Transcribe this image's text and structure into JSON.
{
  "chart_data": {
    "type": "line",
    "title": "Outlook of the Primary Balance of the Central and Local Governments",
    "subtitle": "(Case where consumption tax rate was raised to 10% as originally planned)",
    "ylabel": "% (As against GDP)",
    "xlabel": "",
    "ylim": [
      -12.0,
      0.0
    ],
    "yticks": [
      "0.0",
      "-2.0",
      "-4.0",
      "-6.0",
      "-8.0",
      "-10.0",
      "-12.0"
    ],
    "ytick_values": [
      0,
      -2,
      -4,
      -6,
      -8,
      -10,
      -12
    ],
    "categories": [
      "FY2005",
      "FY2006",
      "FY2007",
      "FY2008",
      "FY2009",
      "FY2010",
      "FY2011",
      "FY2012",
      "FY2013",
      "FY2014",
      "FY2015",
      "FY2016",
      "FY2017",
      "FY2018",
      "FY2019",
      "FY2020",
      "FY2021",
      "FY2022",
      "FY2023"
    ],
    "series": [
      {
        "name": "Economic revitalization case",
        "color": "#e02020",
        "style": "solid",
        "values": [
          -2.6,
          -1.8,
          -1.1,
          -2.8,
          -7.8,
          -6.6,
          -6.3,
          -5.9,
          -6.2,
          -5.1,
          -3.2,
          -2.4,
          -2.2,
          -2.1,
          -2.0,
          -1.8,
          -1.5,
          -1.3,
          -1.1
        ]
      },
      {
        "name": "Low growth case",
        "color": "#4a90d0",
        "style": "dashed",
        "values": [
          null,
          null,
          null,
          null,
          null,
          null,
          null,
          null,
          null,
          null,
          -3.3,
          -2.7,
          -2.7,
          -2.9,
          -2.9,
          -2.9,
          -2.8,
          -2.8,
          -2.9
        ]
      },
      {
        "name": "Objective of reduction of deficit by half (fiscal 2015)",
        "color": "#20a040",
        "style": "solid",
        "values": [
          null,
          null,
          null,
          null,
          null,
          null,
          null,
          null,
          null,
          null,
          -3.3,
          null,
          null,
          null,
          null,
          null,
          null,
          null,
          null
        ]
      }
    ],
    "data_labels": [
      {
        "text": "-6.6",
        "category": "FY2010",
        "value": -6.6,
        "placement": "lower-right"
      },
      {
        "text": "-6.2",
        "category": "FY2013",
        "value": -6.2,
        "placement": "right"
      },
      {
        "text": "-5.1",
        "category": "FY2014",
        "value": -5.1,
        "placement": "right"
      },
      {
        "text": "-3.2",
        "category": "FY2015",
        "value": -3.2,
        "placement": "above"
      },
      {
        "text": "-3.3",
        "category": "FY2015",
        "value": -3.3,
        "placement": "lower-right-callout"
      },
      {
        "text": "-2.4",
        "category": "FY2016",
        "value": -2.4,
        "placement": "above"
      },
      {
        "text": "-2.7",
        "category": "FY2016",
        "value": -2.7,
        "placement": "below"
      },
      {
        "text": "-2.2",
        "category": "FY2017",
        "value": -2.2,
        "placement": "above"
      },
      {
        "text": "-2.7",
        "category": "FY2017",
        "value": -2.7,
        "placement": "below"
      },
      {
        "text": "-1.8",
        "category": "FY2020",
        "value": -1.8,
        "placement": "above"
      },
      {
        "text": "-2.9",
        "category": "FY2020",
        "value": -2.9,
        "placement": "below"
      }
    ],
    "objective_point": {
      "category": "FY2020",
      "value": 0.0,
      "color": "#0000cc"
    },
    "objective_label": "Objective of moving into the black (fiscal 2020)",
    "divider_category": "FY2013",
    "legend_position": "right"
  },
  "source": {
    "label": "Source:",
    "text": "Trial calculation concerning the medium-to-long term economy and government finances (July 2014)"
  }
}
■ ■ ■ ■ ■ ■ ■
*EXERCISE*
Read through the data and copy every line where "right" shows up.

*RESPONSE TO THE TASK*
        "placement": "lower-right"
        "placement": "right"
        "placement": "right"
        "placement": "lower-right-callout"
    "legend_position": "right"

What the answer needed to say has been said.